Take the listing and print it in full, exactly as given.

-- START OF SUPPLIED DATA --

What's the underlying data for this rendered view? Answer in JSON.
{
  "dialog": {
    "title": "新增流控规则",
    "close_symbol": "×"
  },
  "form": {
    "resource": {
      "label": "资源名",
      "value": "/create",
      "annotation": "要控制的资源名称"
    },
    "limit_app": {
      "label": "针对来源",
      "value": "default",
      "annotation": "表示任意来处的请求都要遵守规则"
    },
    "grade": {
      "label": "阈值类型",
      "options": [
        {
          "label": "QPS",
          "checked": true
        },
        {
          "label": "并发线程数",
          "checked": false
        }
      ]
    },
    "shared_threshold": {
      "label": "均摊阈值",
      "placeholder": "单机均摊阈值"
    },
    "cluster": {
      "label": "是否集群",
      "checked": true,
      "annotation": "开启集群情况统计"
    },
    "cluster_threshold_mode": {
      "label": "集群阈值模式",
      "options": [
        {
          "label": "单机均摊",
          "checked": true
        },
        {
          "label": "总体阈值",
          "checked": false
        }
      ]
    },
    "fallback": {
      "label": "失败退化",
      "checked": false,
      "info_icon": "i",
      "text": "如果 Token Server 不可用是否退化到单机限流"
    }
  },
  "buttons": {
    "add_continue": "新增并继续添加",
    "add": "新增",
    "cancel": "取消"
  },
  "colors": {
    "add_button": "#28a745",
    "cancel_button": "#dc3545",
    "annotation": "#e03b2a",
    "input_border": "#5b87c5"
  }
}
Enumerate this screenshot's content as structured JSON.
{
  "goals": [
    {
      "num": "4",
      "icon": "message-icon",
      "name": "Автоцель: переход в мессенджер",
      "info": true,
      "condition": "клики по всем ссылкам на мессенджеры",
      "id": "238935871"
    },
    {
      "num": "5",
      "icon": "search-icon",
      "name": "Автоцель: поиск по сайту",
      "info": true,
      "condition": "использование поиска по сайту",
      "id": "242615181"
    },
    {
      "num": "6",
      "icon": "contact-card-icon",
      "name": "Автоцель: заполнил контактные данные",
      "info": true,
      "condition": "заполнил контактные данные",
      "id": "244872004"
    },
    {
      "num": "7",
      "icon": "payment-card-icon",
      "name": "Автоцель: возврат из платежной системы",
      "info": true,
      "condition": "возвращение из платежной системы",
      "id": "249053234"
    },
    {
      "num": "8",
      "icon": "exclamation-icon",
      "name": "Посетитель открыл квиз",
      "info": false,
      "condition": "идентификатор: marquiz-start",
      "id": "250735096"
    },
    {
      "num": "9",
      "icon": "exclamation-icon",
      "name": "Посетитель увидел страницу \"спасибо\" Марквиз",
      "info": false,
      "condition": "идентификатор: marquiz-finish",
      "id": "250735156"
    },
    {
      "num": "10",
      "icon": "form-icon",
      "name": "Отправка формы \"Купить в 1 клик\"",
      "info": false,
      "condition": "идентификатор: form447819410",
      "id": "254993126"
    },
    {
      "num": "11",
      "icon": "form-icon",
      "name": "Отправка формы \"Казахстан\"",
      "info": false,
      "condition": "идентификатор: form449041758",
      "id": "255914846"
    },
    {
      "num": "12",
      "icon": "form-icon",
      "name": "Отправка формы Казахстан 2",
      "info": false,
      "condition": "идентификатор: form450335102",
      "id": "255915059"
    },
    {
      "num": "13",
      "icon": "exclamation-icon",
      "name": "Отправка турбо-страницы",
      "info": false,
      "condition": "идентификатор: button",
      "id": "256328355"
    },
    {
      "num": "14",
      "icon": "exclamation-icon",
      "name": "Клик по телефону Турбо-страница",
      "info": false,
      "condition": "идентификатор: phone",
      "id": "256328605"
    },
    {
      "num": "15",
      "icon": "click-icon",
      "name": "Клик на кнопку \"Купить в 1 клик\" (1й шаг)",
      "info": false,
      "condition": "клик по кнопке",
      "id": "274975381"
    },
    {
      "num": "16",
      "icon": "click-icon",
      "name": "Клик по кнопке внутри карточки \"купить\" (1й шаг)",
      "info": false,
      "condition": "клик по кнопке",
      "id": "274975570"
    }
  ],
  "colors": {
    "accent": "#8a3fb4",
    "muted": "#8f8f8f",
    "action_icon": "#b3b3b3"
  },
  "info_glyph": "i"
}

-- END OF SUPPLIED DATA --

EXERCISE RESULT:
What's the underlying data for this rendered view? Answer in JSON.
{
  "dialog": {
    "title": "新增流控规则",
    "close_symbol": "×"
  },
  "form": {
    "resource": {
      "label": "资源名",
      "value": "/create",
      "annotation": "要控制的资源名称"
    },
    "limit_app": {
      "label": "针对来源",
      "value": "default",
      "annotation": "表示任意来处的请求都要遵守规则"
    },
    "grade": {
      "label": "阈值类型",
      "options": [
        {
          "label": "QPS",
          "checked": true
        },
        {
          "label": "并发线程数",
          "checked": false
        }
      ]
    },
    "shared_threshold": {
      "label": "均摊阈值",
      "placeholder": "单机均摊阈值"
    },
    "cluster": {
      "label": "是否集群",
      "checked": true,
      "annotation": "开启集群情况统计"
    },
    "cluster_threshold_mode": {
      "label": "集群阈值模式",
      "options": [
        {
          "label": "单机均摊",
          "checked": true
        },
        {
          "label": "总体阈值",
          "checked": false
        }
      ]
    },
    "fallback": {
      "label": "失败退化",
      "checked": false,
      "info_icon": "i",
      "text": "如果 Token Server 不可用是否退化到单机限流"
    }
  },
  "buttons": {
    "add_continue": "新增并继续添加",
    "add": "新增",
    "cancel": "取消"
  },
  "colors": {
    "add_button": "#28a745",
    "cancel_button": "#dc3545",
    "annotation": "#e03b2a",
    "input_border": "#5b87c5"
  }
}
Enumerate this screenshot's content as structured JSON.
{
  "goals": [
    {
      "num": "4",
      "icon": "message-icon",
      "name": "Автоцель: переход в мессенджер",
      "info": true,
      "condition": "клики по всем ссылкам на мессенджеры",
      "id": "238935871"
    },
    {
      "num": "5",
      "icon": "search-icon",
      "name": "Автоцель: поиск по сайту",
      "info": true,
      "condition": "использование поиска по сайту",
      "id": "242615181"
    },
    {
      "num": "6",
      "icon": "contact-card-icon",
      "name": "Автоцель: заполнил контактные данные",
      "info": true,
      "condition": "заполнил контактные данные",
      "id": "244872004"
    },
    {
      "num": "7",
      "icon": "payment-card-icon",
      "name": "Автоцель: возврат из платежной системы",
      "info": true,
      "condition": "возвращение из платежной системы",
      "id": "249053234"
    },
    {
      "num": "8",
      "icon": "exclamation-icon",
      "name": "Посетитель открыл квиз",
      "info": false,
      "condition": "идентификатор: marquiz-start",
      "id": "250735096"
    },
    {
      "num": "9",
      "icon": "exclamation-icon",
      "name": "Посетитель увидел страницу \"спасибо\" Марквиз",
      "info": false,
      "condition": "идентификатор: marquiz-finish",
      "id": "250735156"
    },
    {
      "num": "10",
      "icon": "form-icon",
      "name": "Отправка формы \"Купить в 1 клик\"",
      "info": false,
      "condition": "идентификатор: form447819410",
      "id": "254993126"
    },
    {
      "num": "11",
      "icon": "form-icon",
      "name": "Отправка формы \"Казахстан\"",
      "info": false,
      "condition": "идентификатор: form449041758",
      "id": "255914846"
    },
    {
      "num": "12",
      "icon": "form-icon",
      "name": "Отправка формы Казахстан 2",
      "info": false,
      "condition": "идентификатор: form450335102",
      "id": "255915059"
    },
    {
      "num": "13",
      "icon": "exclamation-icon",
      "name": "Отправка турбо-страницы",
      "info": false,
      "condition": "идентификатор: button",
      "id": "256328355"
    },
    {
      "num": "14",
      "icon": "exclamation-icon",
      "name": "Клик по телефону Турбо-страница",
      "info": false,
      "condition": "идентификатор: phone",
      "id": "256328605"
    },
    {
      "num": "15",
      "icon": "click-icon",
      "name": "Клик на кнопку \"Купить в 1 клик\" (1й шаг)",
      "info": false,
      "condition": "клик по кнопке",
      "id": "274975381"
    },
    {
      "num": "16",
      "icon": "click-icon",
      "name": "Клик по кнопке внутри карточки \"купить\" (1й шаг)",
      "info": false,
      "condition": "клик по кнопке",
      "id": "274975570"
    }
  ],
  "colors": {
    "accent": "#8a3fb4",
    "muted": "#8f8f8f",
    "action_icon": "#b3b3b3"
  },
  "info_glyph": "i"
}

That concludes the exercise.